_GIVEN EXERCISE_. Look for the word "zatímco" in the entries below, then copy every line that has it.

_LISTING_.
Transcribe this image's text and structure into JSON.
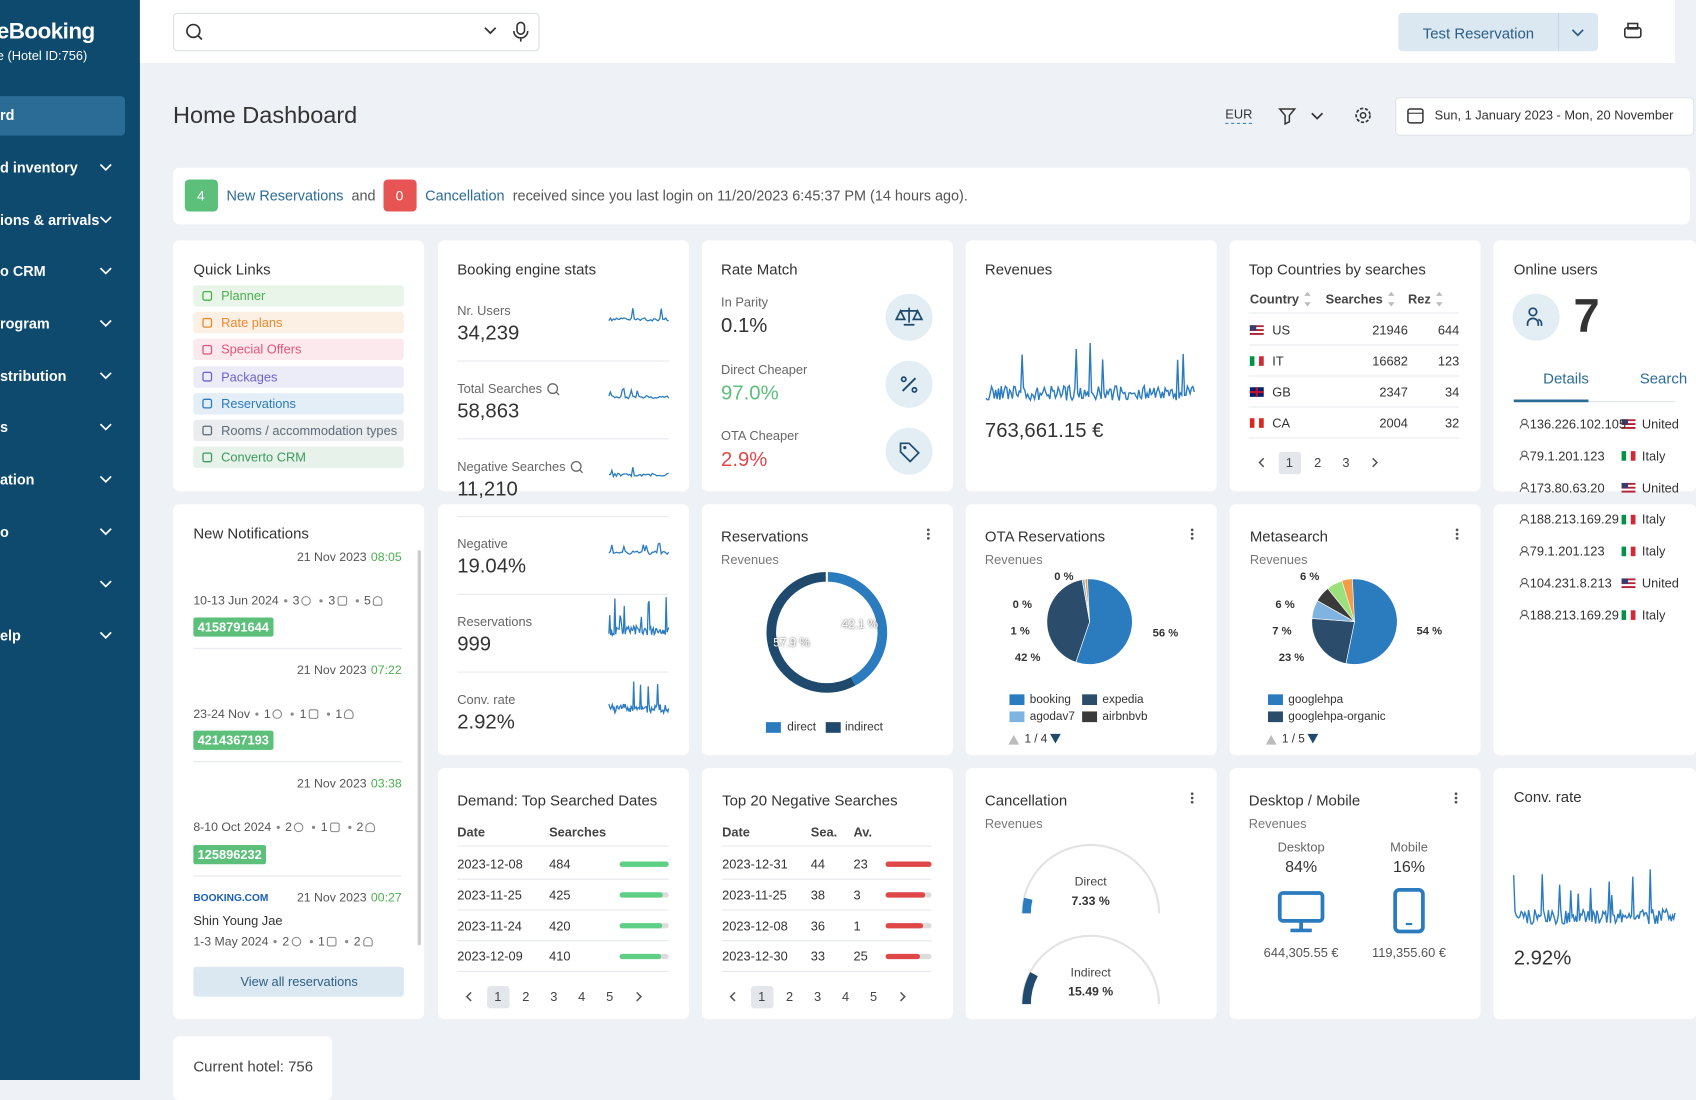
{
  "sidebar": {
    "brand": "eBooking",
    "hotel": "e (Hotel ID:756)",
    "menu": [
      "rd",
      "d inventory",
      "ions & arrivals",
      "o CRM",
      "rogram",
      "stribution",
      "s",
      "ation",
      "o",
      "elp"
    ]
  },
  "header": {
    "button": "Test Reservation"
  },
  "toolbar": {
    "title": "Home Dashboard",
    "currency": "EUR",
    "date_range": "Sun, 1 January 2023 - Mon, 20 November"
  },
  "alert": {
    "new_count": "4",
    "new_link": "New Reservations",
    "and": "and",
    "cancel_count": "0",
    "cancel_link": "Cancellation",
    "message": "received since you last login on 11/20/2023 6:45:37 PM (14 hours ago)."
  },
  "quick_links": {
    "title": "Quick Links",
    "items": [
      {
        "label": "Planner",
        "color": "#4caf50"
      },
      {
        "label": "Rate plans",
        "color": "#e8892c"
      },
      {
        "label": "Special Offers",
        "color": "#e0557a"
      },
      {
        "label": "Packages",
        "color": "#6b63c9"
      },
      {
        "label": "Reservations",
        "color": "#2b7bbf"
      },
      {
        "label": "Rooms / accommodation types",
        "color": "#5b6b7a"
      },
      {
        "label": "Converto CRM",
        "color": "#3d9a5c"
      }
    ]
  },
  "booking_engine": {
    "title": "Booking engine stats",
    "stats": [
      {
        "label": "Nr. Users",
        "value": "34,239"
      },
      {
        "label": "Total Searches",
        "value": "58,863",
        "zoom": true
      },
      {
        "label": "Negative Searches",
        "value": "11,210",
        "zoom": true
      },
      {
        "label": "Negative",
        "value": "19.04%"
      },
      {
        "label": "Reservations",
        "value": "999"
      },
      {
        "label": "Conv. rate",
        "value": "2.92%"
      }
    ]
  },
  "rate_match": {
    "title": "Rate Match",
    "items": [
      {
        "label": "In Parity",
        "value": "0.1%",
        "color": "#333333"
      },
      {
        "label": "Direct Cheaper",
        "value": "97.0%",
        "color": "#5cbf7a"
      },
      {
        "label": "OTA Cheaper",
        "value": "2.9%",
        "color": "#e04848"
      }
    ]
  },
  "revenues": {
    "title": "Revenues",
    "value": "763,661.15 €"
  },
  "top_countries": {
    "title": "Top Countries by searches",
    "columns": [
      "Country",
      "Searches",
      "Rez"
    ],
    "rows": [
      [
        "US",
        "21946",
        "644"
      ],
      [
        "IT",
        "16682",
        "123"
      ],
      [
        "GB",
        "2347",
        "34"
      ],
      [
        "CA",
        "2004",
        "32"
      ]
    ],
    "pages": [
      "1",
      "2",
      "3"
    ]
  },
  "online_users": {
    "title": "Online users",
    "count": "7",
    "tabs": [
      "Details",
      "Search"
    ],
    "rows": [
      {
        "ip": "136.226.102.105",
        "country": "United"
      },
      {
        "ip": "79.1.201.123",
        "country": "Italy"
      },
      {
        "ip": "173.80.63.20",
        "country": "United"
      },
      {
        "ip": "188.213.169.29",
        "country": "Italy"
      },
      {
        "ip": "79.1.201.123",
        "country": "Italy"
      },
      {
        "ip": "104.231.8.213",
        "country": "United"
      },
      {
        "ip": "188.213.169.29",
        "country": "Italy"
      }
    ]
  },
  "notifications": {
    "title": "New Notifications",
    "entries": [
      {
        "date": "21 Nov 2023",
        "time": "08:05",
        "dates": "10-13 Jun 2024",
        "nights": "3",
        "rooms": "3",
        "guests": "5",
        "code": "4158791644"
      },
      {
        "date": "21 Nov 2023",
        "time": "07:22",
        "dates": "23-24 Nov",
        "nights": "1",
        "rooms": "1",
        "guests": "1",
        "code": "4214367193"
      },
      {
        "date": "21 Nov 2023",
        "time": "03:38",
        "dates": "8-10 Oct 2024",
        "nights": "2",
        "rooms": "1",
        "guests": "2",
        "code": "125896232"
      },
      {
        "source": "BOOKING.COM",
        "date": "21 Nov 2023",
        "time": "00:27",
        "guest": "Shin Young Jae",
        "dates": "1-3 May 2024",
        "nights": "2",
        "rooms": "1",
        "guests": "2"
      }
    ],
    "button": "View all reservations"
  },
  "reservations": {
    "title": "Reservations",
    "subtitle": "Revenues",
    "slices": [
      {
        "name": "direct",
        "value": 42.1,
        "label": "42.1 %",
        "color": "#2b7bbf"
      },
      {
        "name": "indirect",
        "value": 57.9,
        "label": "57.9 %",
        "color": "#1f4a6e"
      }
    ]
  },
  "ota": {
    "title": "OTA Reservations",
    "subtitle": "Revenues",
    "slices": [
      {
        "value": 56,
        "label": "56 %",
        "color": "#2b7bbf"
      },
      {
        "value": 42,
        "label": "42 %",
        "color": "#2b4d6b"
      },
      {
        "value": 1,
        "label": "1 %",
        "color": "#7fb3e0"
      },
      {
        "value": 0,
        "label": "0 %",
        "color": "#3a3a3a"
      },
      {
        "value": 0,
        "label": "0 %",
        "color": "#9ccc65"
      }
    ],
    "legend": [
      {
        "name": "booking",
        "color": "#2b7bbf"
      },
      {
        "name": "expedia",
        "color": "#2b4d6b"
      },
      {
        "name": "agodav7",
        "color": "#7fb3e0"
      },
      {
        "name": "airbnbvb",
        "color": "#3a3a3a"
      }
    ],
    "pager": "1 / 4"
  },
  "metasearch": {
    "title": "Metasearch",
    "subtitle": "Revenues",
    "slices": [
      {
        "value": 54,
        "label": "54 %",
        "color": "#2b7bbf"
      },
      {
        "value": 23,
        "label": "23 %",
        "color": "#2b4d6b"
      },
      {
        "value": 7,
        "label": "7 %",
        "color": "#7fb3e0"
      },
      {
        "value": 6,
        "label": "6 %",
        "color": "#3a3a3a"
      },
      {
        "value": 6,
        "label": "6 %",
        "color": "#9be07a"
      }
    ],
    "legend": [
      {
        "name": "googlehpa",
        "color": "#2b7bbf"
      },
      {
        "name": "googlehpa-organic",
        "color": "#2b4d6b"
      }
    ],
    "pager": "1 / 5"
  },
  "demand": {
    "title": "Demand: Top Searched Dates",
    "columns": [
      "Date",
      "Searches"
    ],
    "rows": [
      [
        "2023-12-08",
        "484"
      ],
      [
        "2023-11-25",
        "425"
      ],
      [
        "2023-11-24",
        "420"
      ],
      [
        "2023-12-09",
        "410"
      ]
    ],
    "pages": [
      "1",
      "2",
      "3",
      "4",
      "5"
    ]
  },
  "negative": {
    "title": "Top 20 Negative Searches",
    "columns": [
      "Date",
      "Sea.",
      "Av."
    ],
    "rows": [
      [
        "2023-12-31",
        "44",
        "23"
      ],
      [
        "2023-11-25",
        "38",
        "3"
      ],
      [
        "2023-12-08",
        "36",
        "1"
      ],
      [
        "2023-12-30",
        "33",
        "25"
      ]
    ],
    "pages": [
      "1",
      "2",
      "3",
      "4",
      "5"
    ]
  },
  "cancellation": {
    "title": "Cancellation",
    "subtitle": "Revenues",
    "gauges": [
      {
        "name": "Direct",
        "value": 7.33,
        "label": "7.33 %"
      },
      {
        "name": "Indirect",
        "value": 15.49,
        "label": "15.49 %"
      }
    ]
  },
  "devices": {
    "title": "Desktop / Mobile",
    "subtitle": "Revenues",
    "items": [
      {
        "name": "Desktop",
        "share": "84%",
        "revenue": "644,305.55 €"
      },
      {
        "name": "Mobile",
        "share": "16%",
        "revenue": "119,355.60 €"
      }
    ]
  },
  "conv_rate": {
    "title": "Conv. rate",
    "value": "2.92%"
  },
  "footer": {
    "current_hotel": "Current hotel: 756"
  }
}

==

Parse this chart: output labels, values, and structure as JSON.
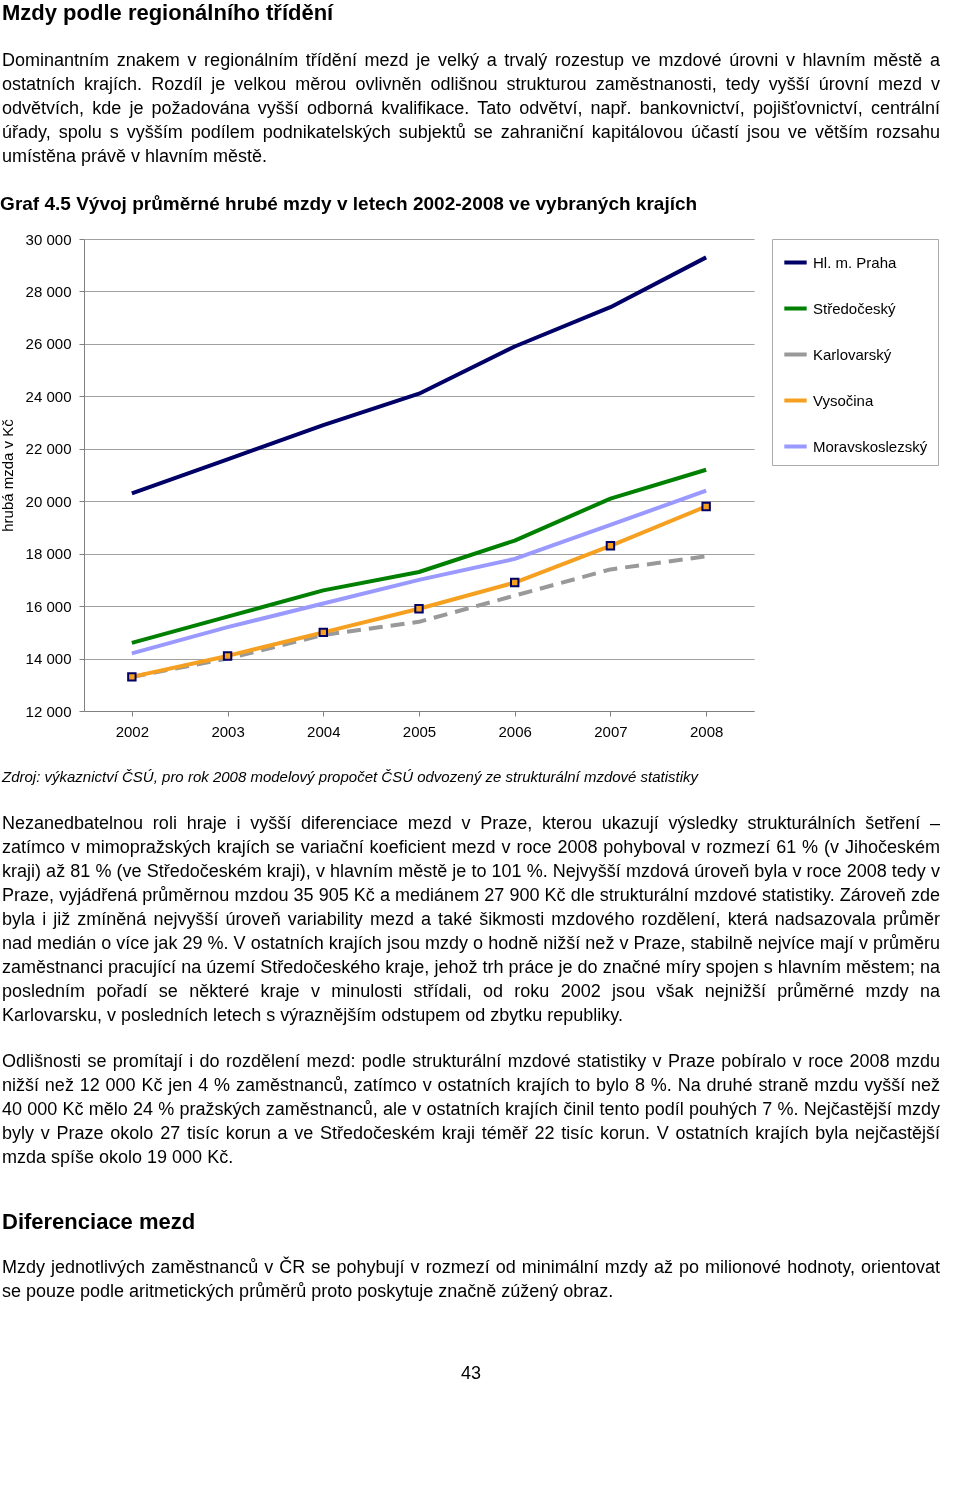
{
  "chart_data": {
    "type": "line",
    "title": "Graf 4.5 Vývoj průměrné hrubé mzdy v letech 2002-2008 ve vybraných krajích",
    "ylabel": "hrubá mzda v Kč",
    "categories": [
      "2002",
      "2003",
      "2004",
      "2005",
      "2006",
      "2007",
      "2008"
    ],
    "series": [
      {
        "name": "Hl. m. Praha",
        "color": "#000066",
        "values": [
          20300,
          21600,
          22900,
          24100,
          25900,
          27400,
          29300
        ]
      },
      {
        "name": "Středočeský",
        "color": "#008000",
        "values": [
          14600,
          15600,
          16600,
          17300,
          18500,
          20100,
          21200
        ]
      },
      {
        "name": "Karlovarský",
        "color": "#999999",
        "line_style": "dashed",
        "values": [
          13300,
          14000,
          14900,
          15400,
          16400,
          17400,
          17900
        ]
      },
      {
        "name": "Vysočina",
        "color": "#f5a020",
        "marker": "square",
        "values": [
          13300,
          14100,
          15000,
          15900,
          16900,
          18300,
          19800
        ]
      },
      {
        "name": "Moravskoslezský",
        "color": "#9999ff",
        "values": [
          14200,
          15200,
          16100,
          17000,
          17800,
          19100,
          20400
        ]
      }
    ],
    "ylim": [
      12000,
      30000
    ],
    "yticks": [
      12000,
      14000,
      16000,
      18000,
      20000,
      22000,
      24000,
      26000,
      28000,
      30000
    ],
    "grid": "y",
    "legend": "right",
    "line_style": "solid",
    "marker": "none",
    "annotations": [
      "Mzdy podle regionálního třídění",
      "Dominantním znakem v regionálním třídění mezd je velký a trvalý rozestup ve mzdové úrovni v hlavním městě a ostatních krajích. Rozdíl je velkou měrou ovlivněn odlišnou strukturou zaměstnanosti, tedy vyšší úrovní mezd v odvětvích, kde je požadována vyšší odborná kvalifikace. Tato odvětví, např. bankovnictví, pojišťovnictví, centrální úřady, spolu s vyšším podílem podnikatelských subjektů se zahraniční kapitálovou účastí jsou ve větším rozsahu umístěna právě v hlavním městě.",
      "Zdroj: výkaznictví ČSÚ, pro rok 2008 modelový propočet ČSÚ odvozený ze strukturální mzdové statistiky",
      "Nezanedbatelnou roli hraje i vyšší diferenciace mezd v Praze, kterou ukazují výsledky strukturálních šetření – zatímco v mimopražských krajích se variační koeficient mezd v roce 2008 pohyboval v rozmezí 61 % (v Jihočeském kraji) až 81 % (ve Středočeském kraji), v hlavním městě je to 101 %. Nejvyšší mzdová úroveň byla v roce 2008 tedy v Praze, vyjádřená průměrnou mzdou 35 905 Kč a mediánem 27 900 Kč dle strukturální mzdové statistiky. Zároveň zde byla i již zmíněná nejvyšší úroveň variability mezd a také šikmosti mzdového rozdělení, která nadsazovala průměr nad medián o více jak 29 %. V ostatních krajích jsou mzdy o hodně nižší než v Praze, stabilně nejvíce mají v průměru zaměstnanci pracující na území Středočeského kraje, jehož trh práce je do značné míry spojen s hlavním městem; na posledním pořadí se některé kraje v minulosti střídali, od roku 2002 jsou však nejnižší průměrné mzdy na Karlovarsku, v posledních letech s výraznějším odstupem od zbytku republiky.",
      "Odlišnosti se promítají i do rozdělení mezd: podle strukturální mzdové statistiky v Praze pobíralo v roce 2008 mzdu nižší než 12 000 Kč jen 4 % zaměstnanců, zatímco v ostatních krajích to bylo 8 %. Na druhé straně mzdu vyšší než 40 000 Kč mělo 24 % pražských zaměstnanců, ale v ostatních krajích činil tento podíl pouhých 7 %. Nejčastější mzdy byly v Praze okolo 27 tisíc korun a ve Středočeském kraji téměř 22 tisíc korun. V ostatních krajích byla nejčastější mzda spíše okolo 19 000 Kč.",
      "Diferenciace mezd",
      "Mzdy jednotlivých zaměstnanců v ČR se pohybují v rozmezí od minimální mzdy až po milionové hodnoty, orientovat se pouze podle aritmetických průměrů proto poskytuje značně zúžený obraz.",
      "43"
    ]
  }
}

_FULL RESPONSE_.
      "Nezanedbatelnou roli hraje i vyšší diferenciace mezd v Praze, kterou ukazují výsledky strukturálních šetření – zatímco v mimopražských krajích se variační koeficient mezd v roce 2008 pohyboval v rozmezí 61 % (v Jihočeském kraji) až 81 % (ve Středočeském kraji), v hlavním městě je to 101 %. Nejvyšší mzdová úroveň byla v roce 2008 tedy v Praze, vyjádřená průměrnou mzdou 35 905 Kč a mediánem 27 900 Kč dle strukturální mzdové statistiky. Zároveň zde byla i již zmíněná nejvyšší úroveň variability mezd a také šikmosti mzdového rozdělení, která nadsazovala průměr nad medián o více jak 29 %. V ostatních krajích jsou mzdy o hodně nižší než v Praze, stabilně nejvíce mají v průměru zaměstnanci pracující na území Středočeského kraje, jehož trh práce je do značné míry spojen s hlavním městem; na posledním pořadí se některé kraje v minulosti střídali, od roku 2002 jsou však nejnižší průměrné mzdy na Karlovarsku, v posledních letech s výraznějším odstupem od zbytku republiky.",
      "Odlišnosti se promítají i do rozdělení mezd: podle strukturální mzdové statistiky v Praze pobíralo v roce 2008 mzdu nižší než 12 000 Kč jen 4 % zaměstnanců, zatímco v ostatních krajích to bylo 8 %. Na druhé straně mzdu vyšší než 40 000 Kč mělo 24 % pražských zaměstnanců, ale v ostatních krajích činil tento podíl pouhých 7 %. Nejčastější mzdy byly v Praze okolo 27 tisíc korun a ve Středočeském kraji téměř 22 tisíc korun. V ostatních krajích byla nejčastější mzda spíše okolo 19 000 Kč.",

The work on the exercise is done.